::: Listing

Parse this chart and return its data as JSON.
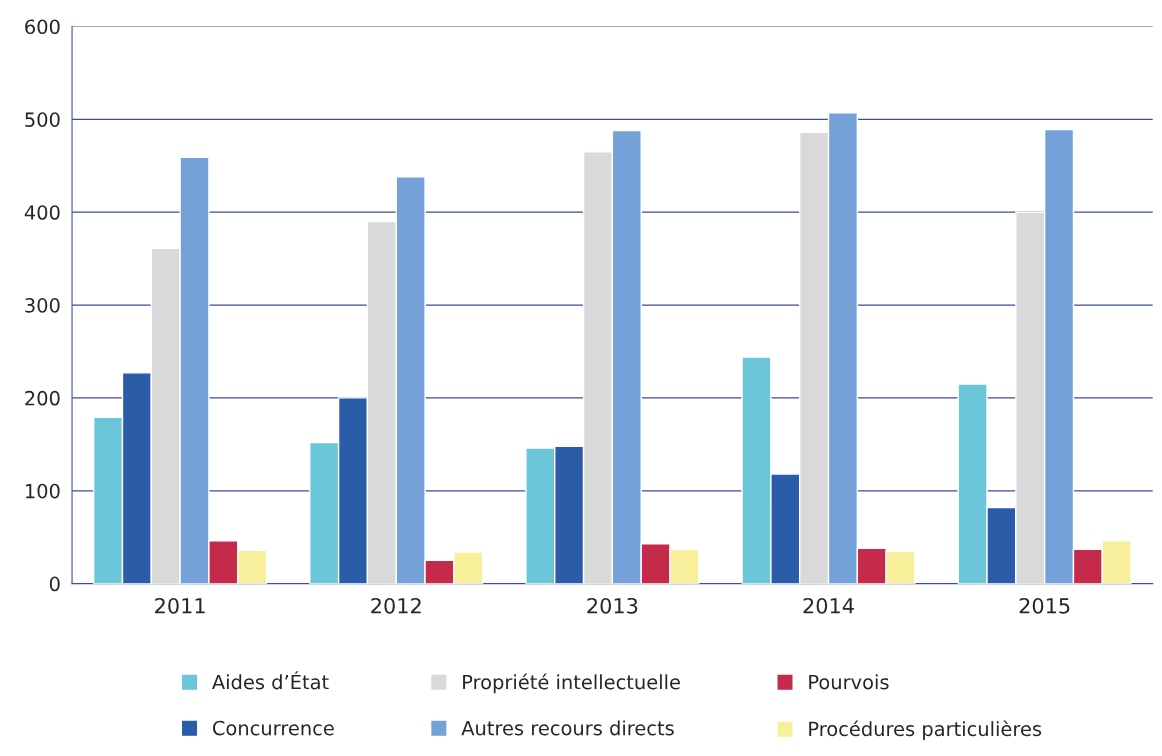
{
  "chart_data": {
    "type": "bar",
    "categories": [
      "2011",
      "2012",
      "2013",
      "2014",
      "2015"
    ],
    "series": [
      {
        "name": "Aides d’État",
        "color": "#6cc6da",
        "values": [
          179,
          152,
          146,
          244,
          215
        ]
      },
      {
        "name": "Concurrence",
        "color": "#2b5ca8",
        "values": [
          227,
          200,
          148,
          118,
          82
        ]
      },
      {
        "name": "Propriété intellectuelle",
        "color": "#d9d9d9",
        "values": [
          361,
          390,
          465,
          486,
          400
        ]
      },
      {
        "name": "Autres recours directs",
        "color": "#74a2d8",
        "values": [
          459,
          438,
          488,
          507,
          489
        ]
      },
      {
        "name": "Pourvois",
        "color": "#c52a4b",
        "values": [
          46,
          25,
          43,
          38,
          37
        ]
      },
      {
        "name": "Procédures particulières",
        "color": "#f7ef9a",
        "values": [
          36,
          34,
          37,
          35,
          46
        ]
      }
    ],
    "ylim": [
      0,
      600
    ],
    "yticks": [
      0,
      100,
      200,
      300,
      400,
      500,
      600
    ],
    "grid": "y",
    "legend": "bottom"
  }
}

::::::

* [Task objective] Could you repeat all of the material exactly? Pictures should not be copied.

* [Written solution]
Parse this chart and return its data as JSON.
{
  "chart_data": {
    "type": "bar",
    "categories": [
      "2011",
      "2012",
      "2013",
      "2014",
      "2015"
    ],
    "series": [
      {
        "name": "Aides d’État",
        "color": "#6cc6da",
        "values": [
          179,
          152,
          146,
          244,
          215
        ]
      },
      {
        "name": "Concurrence",
        "color": "#2b5ca8",
        "values": [
          227,
          200,
          148,
          118,
          82
        ]
      },
      {
        "name": "Propriété intellectuelle",
        "color": "#d9d9d9",
        "values": [
          361,
          390,
          465,
          486,
          400
        ]
      },
      {
        "name": "Autres recours directs",
        "color": "#74a2d8",
        "values": [
          459,
          438,
          488,
          507,
          489
        ]
      },
      {
        "name": "Pourvois",
        "color": "#c52a4b",
        "values": [
          46,
          25,
          43,
          38,
          37
        ]
      },
      {
        "name": "Procédures particulières",
        "color": "#f7ef9a",
        "values": [
          36,
          34,
          37,
          35,
          46
        ]
      }
    ],
    "ylim": [
      0,
      600
    ],
    "yticks": [
      0,
      100,
      200,
      300,
      400,
      500,
      600
    ],
    "grid": "y",
    "legend": "bottom"
  }
}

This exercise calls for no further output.